**Task directions**
Leaving out all images, write out the records that follow exactly.

--- BEGIN Entries shown ---

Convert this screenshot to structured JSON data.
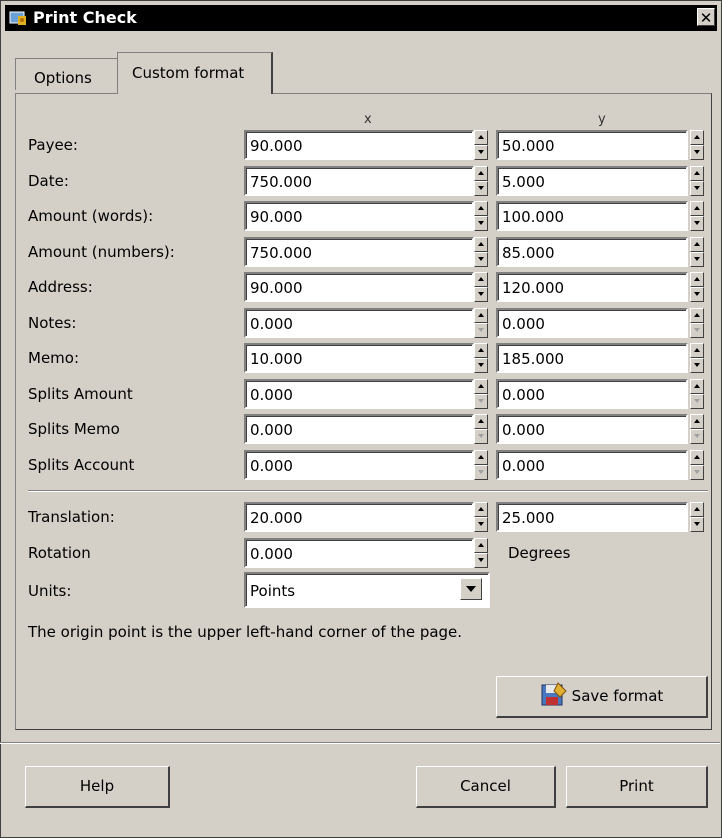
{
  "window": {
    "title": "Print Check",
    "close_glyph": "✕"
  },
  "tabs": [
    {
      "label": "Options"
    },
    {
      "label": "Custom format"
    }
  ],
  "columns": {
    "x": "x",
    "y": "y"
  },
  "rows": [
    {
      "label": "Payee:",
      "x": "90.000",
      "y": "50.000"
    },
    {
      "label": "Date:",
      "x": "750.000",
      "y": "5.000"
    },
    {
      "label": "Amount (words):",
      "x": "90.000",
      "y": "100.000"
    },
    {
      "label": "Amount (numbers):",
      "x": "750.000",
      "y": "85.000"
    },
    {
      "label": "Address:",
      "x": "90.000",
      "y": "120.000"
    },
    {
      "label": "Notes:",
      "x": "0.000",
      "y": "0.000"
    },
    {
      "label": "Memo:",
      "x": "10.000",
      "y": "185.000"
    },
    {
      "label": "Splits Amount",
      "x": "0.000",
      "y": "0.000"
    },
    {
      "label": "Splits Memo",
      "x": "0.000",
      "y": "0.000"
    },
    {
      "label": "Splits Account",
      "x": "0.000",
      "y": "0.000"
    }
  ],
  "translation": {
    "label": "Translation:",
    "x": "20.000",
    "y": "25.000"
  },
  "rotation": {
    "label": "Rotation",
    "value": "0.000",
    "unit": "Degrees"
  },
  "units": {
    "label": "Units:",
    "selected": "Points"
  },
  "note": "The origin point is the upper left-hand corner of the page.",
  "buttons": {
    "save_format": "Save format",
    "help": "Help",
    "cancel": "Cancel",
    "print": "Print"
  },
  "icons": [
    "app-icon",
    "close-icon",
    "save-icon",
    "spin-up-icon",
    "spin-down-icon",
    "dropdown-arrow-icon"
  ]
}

--- END Entries shown ---

**Result for this exercise**
Convert this screenshot to structured JSON data.
{
  "window": {
    "title": "Print Check",
    "close_glyph": "✕"
  },
  "tabs": [
    {
      "label": "Options"
    },
    {
      "label": "Custom format"
    }
  ],
  "columns": {
    "x": "x",
    "y": "y"
  },
  "rows": [
    {
      "label": "Payee:",
      "x": "90.000",
      "y": "50.000"
    },
    {
      "label": "Date:",
      "x": "750.000",
      "y": "5.000"
    },
    {
      "label": "Amount (words):",
      "x": "90.000",
      "y": "100.000"
    },
    {
      "label": "Amount (numbers):",
      "x": "750.000",
      "y": "85.000"
    },
    {
      "label": "Address:",
      "x": "90.000",
      "y": "120.000"
    },
    {
      "label": "Notes:",
      "x": "0.000",
      "y": "0.000"
    },
    {
      "label": "Memo:",
      "x": "10.000",
      "y": "185.000"
    },
    {
      "label": "Splits Amount",
      "x": "0.000",
      "y": "0.000"
    },
    {
      "label": "Splits Memo",
      "x": "0.000",
      "y": "0.000"
    },
    {
      "label": "Splits Account",
      "x": "0.000",
      "y": "0.000"
    }
  ],
  "translation": {
    "label": "Translation:",
    "x": "20.000",
    "y": "25.000"
  },
  "rotation": {
    "label": "Rotation",
    "value": "0.000",
    "unit": "Degrees"
  },
  "units": {
    "label": "Units:",
    "selected": "Points"
  },
  "note": "The origin point is the upper left-hand corner of the page.",
  "buttons": {
    "save_format": "Save format",
    "help": "Help",
    "cancel": "Cancel",
    "print": "Print"
  },
  "icons": [
    "app-icon",
    "close-icon",
    "save-icon",
    "spin-up-icon",
    "spin-down-icon",
    "dropdown-arrow-icon"
  ]
}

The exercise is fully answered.